- **Task brief**
From the entries below, extract every line that includes the word "text".

- **Records to use**

###

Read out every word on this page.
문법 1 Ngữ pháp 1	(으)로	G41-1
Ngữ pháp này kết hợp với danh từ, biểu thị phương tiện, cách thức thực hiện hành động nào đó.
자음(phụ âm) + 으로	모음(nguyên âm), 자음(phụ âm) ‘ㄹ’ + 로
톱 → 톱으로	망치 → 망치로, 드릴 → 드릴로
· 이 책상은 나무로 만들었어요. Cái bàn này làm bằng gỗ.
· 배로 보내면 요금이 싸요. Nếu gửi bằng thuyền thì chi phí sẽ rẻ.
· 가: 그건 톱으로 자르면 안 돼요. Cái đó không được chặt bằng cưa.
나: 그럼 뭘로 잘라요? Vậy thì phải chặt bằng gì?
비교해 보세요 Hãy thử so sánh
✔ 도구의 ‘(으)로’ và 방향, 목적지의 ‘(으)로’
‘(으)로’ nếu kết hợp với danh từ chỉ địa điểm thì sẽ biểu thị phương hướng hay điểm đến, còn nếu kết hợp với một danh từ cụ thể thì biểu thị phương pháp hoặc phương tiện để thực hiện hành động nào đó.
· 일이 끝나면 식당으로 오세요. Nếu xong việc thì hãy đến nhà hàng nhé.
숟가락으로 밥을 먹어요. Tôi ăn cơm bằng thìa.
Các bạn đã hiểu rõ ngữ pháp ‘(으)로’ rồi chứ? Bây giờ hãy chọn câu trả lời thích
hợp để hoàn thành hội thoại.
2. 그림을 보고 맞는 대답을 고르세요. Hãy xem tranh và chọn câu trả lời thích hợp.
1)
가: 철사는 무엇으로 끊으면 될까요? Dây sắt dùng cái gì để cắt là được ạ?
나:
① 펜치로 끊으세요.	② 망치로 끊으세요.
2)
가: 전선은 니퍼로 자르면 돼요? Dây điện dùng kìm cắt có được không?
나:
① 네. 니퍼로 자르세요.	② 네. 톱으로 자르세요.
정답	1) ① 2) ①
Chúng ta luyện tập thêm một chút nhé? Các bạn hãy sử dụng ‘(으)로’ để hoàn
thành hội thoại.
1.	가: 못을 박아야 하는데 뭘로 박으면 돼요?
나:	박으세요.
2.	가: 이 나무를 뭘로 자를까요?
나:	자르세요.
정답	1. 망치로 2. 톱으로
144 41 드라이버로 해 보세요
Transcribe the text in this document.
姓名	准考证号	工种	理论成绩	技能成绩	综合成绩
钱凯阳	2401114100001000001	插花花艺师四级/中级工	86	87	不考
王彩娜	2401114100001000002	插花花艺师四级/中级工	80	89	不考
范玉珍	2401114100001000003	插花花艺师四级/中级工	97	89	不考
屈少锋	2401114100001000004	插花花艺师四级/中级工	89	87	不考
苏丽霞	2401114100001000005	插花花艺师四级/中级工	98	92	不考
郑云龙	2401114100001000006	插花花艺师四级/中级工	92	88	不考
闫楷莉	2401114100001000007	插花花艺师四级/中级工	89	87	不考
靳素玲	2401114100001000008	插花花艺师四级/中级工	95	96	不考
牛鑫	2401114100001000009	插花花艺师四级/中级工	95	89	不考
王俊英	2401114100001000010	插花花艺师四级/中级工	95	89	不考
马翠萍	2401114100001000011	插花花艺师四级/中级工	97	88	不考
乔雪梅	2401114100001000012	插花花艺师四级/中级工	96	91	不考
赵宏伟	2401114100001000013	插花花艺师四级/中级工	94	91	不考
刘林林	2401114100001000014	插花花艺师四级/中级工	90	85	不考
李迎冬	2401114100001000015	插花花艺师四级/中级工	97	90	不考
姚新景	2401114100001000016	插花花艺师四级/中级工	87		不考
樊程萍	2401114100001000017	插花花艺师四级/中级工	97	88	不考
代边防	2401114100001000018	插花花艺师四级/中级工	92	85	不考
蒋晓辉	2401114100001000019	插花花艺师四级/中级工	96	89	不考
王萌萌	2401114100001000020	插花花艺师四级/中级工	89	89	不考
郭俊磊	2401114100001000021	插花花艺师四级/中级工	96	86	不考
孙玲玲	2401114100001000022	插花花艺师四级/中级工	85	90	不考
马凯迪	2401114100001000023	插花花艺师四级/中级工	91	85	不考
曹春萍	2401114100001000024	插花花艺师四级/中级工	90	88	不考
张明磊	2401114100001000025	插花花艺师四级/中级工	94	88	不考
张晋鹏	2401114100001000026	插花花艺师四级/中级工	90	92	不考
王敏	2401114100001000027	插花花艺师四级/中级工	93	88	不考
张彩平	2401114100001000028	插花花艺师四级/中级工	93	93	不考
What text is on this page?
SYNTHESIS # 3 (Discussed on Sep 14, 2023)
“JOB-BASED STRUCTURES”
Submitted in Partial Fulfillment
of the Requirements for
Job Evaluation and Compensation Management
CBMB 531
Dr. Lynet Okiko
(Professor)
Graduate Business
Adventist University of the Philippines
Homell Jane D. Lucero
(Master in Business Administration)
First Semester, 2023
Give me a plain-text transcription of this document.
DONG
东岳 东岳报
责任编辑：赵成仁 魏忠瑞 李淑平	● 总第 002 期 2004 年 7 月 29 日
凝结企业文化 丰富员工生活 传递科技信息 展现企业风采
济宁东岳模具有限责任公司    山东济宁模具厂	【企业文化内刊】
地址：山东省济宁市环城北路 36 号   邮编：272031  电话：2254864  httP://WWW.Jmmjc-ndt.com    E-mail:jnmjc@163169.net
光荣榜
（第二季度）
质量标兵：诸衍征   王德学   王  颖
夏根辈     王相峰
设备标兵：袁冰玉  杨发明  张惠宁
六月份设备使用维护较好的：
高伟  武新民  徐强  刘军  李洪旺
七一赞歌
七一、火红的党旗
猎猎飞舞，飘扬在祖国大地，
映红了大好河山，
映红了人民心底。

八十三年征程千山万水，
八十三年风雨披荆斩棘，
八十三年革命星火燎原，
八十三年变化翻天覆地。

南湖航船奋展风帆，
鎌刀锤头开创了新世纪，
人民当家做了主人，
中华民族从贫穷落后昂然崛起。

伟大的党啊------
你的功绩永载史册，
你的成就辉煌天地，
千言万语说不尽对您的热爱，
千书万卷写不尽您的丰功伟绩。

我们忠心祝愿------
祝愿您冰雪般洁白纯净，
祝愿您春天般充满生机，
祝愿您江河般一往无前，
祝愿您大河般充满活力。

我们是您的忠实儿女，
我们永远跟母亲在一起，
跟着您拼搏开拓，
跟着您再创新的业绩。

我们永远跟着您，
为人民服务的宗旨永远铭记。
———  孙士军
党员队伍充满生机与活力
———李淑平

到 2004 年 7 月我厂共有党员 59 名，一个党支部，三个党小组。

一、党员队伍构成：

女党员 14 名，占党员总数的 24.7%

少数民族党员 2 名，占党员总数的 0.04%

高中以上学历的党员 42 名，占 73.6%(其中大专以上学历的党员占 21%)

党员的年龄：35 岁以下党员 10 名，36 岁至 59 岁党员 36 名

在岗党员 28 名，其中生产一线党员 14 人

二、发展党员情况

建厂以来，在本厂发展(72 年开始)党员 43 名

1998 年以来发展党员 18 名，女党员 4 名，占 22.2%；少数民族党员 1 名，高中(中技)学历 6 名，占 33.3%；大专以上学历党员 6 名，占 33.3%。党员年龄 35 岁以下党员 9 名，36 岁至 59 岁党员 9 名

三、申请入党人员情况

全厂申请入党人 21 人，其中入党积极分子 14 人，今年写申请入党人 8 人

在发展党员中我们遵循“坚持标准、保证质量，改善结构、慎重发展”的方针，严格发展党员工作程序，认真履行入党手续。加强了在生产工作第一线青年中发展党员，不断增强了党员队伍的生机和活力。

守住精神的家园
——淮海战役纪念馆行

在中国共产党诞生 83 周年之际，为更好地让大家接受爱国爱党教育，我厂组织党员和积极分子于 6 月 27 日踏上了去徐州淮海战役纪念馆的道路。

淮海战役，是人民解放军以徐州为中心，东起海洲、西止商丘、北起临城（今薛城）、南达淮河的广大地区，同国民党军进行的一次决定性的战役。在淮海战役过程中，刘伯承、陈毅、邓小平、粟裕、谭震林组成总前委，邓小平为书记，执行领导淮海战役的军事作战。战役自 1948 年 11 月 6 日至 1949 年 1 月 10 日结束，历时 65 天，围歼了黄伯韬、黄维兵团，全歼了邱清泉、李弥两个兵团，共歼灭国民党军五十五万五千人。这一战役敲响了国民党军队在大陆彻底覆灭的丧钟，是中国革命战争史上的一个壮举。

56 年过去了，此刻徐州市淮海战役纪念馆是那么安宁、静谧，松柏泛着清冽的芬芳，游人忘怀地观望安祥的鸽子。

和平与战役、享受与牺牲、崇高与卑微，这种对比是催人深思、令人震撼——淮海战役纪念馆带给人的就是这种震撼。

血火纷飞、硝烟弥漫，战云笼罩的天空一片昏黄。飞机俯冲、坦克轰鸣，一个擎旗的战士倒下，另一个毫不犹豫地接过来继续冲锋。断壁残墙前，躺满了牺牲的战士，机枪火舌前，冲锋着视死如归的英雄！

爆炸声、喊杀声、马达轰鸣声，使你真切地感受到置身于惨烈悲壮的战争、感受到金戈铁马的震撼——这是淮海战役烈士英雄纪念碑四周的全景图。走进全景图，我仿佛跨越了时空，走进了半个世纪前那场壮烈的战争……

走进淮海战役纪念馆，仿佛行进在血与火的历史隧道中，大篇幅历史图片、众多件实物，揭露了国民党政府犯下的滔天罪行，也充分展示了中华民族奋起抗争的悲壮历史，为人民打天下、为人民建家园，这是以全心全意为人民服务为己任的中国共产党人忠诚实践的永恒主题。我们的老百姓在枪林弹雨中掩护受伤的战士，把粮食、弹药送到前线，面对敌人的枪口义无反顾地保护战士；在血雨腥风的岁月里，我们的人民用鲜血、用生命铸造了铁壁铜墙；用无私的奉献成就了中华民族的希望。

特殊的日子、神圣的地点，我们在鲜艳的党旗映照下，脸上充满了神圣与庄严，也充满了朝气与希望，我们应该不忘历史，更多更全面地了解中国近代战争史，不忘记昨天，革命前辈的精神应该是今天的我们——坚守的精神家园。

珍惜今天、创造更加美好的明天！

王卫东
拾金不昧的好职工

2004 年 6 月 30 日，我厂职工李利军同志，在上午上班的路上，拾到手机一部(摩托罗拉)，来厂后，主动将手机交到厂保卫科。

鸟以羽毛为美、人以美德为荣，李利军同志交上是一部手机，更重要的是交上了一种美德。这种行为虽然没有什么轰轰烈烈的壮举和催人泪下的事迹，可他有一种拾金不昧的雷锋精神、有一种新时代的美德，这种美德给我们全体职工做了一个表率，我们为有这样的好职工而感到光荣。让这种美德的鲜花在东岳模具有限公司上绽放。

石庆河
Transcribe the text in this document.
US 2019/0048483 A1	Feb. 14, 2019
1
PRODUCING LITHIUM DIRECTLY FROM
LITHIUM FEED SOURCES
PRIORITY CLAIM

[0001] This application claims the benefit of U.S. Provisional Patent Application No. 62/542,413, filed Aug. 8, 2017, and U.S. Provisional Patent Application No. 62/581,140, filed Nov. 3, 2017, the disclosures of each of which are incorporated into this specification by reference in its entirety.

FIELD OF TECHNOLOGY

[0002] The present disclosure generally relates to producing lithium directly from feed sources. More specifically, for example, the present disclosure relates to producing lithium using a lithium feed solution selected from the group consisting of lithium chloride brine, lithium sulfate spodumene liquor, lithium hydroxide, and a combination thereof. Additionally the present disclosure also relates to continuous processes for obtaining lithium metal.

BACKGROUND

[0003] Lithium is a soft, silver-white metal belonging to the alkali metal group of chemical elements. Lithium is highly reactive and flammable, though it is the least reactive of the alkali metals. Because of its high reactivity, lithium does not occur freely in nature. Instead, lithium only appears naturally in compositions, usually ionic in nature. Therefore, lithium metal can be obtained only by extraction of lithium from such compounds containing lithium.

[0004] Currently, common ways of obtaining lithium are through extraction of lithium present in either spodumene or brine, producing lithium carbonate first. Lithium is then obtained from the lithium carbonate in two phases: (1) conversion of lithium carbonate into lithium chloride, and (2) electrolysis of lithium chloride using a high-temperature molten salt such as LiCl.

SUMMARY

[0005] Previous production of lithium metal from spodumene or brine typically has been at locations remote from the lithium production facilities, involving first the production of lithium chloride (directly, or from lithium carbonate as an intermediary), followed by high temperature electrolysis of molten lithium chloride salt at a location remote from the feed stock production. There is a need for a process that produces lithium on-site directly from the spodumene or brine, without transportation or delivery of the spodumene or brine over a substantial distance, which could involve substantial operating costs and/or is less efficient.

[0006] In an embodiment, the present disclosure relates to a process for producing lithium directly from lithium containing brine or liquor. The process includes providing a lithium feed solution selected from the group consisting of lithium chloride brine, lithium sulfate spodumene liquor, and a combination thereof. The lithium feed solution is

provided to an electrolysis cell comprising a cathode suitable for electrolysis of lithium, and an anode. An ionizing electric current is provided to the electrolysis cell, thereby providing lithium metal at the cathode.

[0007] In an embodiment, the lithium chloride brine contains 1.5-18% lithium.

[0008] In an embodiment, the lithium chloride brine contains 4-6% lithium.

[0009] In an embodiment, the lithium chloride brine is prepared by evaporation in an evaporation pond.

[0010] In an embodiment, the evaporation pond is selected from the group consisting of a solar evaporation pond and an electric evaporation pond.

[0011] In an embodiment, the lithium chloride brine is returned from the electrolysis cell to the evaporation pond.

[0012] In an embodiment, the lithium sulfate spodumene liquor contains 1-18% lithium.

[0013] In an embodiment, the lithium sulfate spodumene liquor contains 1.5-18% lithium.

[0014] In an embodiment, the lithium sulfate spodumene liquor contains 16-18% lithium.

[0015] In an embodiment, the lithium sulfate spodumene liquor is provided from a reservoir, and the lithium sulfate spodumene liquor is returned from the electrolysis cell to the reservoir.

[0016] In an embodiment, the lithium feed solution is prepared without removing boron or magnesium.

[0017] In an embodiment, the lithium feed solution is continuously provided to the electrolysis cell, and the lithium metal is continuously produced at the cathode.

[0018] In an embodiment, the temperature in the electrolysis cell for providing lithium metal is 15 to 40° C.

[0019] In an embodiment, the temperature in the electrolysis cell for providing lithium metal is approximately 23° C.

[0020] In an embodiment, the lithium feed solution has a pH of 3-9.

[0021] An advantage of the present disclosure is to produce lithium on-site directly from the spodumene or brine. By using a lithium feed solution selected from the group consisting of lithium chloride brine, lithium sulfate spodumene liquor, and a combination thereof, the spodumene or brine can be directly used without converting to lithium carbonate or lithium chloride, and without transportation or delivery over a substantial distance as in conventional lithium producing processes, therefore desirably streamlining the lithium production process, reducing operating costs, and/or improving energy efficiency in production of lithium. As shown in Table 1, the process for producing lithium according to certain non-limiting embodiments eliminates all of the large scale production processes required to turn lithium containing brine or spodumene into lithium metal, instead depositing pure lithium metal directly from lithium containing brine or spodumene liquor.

###

- **Response**
Transcribe the text in this document.
What text is on this page?
Give me a plain-text transcription of this document.
Transcribe the text in this document.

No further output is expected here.